Do this:
Exactly as written, print each record in the listing.

(Records from a collection)
--- Start ---

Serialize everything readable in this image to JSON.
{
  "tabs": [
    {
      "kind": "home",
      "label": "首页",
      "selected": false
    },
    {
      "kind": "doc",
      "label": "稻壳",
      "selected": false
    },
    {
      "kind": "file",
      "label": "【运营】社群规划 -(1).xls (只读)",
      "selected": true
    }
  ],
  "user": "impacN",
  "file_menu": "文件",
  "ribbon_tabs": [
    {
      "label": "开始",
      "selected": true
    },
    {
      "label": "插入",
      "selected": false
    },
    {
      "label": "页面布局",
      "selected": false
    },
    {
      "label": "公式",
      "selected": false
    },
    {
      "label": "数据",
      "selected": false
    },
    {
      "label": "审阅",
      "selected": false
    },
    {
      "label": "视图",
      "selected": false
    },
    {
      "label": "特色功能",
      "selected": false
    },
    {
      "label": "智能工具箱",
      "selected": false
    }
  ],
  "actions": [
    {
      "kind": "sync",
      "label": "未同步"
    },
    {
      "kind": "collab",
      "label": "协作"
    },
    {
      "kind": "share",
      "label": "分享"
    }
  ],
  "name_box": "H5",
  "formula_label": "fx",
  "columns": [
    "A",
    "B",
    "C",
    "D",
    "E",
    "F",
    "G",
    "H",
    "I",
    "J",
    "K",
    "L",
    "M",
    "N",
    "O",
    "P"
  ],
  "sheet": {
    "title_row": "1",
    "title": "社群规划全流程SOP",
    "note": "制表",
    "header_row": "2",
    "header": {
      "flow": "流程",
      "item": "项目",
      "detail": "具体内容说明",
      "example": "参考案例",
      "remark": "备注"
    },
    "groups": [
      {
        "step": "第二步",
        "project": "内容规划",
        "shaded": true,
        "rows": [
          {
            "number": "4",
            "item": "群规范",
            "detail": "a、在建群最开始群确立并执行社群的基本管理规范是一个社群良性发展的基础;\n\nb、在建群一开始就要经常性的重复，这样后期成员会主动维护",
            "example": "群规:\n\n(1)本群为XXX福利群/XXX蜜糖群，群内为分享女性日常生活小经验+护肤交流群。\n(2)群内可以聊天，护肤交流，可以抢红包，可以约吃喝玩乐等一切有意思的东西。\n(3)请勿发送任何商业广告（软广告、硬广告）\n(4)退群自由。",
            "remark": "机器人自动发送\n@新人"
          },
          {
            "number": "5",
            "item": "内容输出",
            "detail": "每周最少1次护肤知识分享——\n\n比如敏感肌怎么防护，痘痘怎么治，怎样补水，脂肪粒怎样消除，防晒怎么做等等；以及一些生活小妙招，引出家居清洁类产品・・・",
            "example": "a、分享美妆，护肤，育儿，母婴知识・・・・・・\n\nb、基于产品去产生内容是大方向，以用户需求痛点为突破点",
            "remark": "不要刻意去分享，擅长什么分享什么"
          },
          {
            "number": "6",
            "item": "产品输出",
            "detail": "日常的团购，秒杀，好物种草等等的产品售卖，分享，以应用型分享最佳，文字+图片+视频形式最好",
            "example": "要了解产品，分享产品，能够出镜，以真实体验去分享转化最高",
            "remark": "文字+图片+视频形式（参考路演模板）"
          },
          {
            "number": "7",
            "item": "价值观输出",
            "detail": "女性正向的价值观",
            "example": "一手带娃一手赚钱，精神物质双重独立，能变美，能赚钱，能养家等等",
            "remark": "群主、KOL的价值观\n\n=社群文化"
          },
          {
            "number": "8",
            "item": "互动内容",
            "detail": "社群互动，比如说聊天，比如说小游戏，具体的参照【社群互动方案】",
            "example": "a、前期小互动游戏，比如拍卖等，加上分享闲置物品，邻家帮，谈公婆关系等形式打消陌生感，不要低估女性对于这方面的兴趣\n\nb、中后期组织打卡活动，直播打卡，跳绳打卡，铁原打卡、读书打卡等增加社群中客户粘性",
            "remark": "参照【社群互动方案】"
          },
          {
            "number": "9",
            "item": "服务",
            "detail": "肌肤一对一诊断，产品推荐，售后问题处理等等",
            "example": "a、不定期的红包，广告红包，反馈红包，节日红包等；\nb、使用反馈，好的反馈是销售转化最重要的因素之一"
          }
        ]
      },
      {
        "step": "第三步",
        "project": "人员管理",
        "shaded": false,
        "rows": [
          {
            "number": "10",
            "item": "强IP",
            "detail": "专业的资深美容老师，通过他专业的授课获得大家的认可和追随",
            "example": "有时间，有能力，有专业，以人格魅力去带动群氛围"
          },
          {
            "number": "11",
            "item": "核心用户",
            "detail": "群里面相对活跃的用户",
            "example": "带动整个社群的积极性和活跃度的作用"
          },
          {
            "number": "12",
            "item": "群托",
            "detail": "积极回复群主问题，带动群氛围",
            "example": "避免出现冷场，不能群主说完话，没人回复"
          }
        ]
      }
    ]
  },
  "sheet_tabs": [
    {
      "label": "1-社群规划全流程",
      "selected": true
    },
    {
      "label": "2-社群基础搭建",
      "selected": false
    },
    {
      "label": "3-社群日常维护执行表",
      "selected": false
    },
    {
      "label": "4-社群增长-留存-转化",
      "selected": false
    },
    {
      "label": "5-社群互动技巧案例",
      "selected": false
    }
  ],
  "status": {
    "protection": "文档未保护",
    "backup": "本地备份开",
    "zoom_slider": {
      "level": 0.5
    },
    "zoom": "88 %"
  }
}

--- End ---

Result of the exercise:
Serialize everything readable in this image to JSON.
{
  "tabs": [
    {
      "kind": "home",
      "label": "首页",
      "selected": false
    },
    {
      "kind": "doc",
      "label": "稻壳",
      "selected": false
    },
    {
      "kind": "file",
      "label": "【运营】社群规划 -(1).xls (只读)",
      "selected": true
    }
  ],
  "user": "impacN",
  "file_menu": "文件",
  "ribbon_tabs": [
    {
      "label": "开始",
      "selected": true
    },
    {
      "label": "插入",
      "selected": false
    },
    {
      "label": "页面布局",
      "selected": false
    },
    {
      "label": "公式",
      "selected": false
    },
    {
      "label": "数据",
      "selected": false
    },
    {
      "label": "审阅",
      "selected": false
    },
    {
      "label": "视图",
      "selected": false
    },
    {
      "label": "特色功能",
      "selected": false
    },
    {
      "label": "智能工具箱",
      "selected": false
    }
  ],
  "actions": [
    {
      "kind": "sync",
      "label": "未同步"
    },
    {
      "kind": "collab",
      "label": "协作"
    },
    {
      "kind": "share",
      "label": "分享"
    }
  ],
  "name_box": "H5",
  "formula_label": "fx",
  "columns": [
    "A",
    "B",
    "C",
    "D",
    "E",
    "F",
    "G",
    "H",
    "I",
    "J",
    "K",
    "L",
    "M",
    "N",
    "O",
    "P"
  ],
  "sheet": {
    "title_row": "1",
    "title": "社群规划全流程SOP",
    "note": "制表",
    "header_row": "2",
    "header": {
      "flow": "流程",
      "item": "项目",
      "detail": "具体内容说明",
      "example": "参考案例",
      "remark": "备注"
    },
    "groups": [
      {
        "step": "第二步",
        "project": "内容规划",
        "shaded": true,
        "rows": [
          {
            "number": "4",
            "item": "群规范",
            "detail": "a、在建群最开始群确立并执行社群的基本管理规范是一个社群良性发展的基础;\n\nb、在建群一开始就要经常性的重复，这样后期成员会主动维护",
            "example": "群规:\n\n(1)本群为XXX福利群/XXX蜜糖群，群内为分享女性日常生活小经验+护肤交流群。\n(2)群内可以聊天，护肤交流，可以抢红包，可以约吃喝玩乐等一切有意思的东西。\n(3)请勿发送任何商业广告（软广告、硬广告）\n(4)退群自由。",
            "remark": "机器人自动发送\n@新人"
          },
          {
            "number": "5",
            "item": "内容输出",
            "detail": "每周最少1次护肤知识分享——\n\n比如敏感肌怎么防护，痘痘怎么治，怎样补水，脂肪粒怎样消除，防晒怎么做等等；以及一些生活小妙招，引出家居清洁类产品・・・",
            "example": "a、分享美妆，护肤，育儿，母婴知识・・・・・・\n\nb、基于产品去产生内容是大方向，以用户需求痛点为突破点",
            "remark": "不要刻意去分享，擅长什么分享什么"
          },
          {
            "number": "6",
            "item": "产品输出",
            "detail": "日常的团购，秒杀，好物种草等等的产品售卖，分享，以应用型分享最佳，文字+图片+视频形式最好",
            "example": "要了解产品，分享产品，能够出镜，以真实体验去分享转化最高",
            "remark": "文字+图片+视频形式（参考路演模板）"
          },
          {
            "number": "7",
            "item": "价值观输出",
            "detail": "女性正向的价值观",
            "example": "一手带娃一手赚钱，精神物质双重独立，能变美，能赚钱，能养家等等",
            "remark": "群主、KOL的价值观\n\n=社群文化"
          },
          {
            "number": "8",
            "item": "互动内容",
            "detail": "社群互动，比如说聊天，比如说小游戏，具体的参照【社群互动方案】",
            "example": "a、前期小互动游戏，比如拍卖等，加上分享闲置物品，邻家帮，谈公婆关系等形式打消陌生感，不要低估女性对于这方面的兴趣\n\nb、中后期组织打卡活动，直播打卡，跳绳打卡，铁原打卡、读书打卡等增加社群中客户粘性",
            "remark": "参照【社群互动方案】"
          },
          {
            "number": "9",
            "item": "服务",
            "detail": "肌肤一对一诊断，产品推荐，售后问题处理等等",
            "example": "a、不定期的红包，广告红包，反馈红包，节日红包等；\nb、使用反馈，好的反馈是销售转化最重要的因素之一"
          }
        ]
      },
      {
        "step": "第三步",
        "project": "人员管理",
        "shaded": false,
        "rows": [
          {
            "number": "10",
            "item": "强IP",
            "detail": "专业的资深美容老师，通过他专业的授课获得大家的认可和追随",
            "example": "有时间，有能力，有专业，以人格魅力去带动群氛围"
          },
          {
            "number": "11",
            "item": "核心用户",
            "detail": "群里面相对活跃的用户",
            "example": "带动整个社群的积极性和活跃度的作用"
          },
          {
            "number": "12",
            "item": "群托",
            "detail": "积极回复群主问题，带动群氛围",
            "example": "避免出现冷场，不能群主说完话，没人回复"
          }
        ]
      }
    ]
  },
  "sheet_tabs": [
    {
      "label": "1-社群规划全流程",
      "selected": true
    },
    {
      "label": "2-社群基础搭建",
      "selected": false
    },
    {
      "label": "3-社群日常维护执行表",
      "selected": false
    },
    {
      "label": "4-社群增长-留存-转化",
      "selected": false
    },
    {
      "label": "5-社群互动技巧案例",
      "selected": false
    }
  ],
  "status": {
    "protection": "文档未保护",
    "backup": "本地备份开",
    "zoom_slider": {
      "level": 0.5
    },
    "zoom": "88 %"
  }
}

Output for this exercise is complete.